-------- Material supplied --------

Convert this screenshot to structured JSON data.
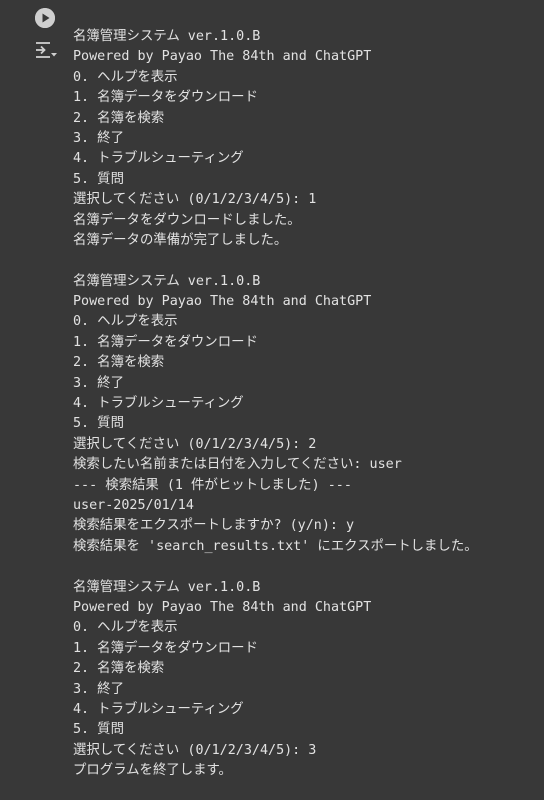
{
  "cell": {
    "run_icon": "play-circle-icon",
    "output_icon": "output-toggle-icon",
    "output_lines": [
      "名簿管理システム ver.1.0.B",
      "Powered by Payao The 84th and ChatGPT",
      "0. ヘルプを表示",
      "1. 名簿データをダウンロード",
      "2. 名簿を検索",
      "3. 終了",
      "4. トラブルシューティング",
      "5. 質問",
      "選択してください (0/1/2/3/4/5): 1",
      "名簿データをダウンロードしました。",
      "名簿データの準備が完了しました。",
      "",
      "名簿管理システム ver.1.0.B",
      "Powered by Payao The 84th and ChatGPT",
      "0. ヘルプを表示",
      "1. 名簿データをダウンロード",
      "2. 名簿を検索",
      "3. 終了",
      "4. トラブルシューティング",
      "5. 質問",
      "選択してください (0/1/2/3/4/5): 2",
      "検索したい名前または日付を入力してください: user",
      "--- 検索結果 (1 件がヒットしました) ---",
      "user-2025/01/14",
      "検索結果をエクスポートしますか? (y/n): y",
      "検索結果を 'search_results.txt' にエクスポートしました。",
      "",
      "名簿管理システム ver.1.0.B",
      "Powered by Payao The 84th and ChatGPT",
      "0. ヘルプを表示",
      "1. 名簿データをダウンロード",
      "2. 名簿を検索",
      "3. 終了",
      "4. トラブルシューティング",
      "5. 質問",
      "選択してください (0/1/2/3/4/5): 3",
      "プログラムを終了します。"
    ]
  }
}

--------
-------- Material supplied --------

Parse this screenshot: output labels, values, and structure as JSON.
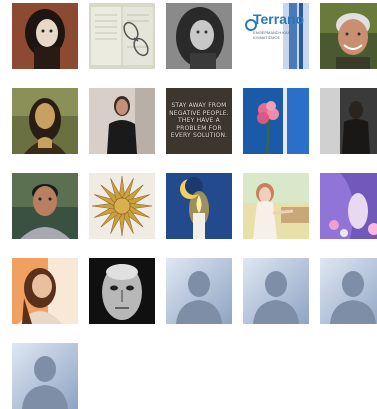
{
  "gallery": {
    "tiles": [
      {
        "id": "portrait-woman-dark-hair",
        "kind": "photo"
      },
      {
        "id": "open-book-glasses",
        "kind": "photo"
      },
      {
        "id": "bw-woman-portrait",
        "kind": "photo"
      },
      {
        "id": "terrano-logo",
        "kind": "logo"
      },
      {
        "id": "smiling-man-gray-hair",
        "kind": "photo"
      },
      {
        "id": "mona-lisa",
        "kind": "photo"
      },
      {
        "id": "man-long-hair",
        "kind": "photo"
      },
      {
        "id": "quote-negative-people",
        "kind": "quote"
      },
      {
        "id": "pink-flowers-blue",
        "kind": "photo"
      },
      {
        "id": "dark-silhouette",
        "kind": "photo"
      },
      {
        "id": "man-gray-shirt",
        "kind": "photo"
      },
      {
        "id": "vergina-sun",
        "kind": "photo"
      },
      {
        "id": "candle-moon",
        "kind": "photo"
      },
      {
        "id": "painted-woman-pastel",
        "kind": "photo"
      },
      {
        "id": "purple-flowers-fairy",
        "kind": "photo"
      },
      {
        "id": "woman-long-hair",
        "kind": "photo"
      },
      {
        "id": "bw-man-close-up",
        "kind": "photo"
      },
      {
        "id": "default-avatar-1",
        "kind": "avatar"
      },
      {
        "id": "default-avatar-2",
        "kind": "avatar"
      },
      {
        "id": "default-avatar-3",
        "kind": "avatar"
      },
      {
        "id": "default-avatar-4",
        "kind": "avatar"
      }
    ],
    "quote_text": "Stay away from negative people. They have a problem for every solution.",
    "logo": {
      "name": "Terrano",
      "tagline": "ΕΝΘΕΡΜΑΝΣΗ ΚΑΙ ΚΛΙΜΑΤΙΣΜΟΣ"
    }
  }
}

--------

Your task. Which lines hold the word "icon"? Return all of them from the records above.

Solved exercise.
    "run_icon": "play-circle-icon",
    "output_icon": "output-toggle-icon",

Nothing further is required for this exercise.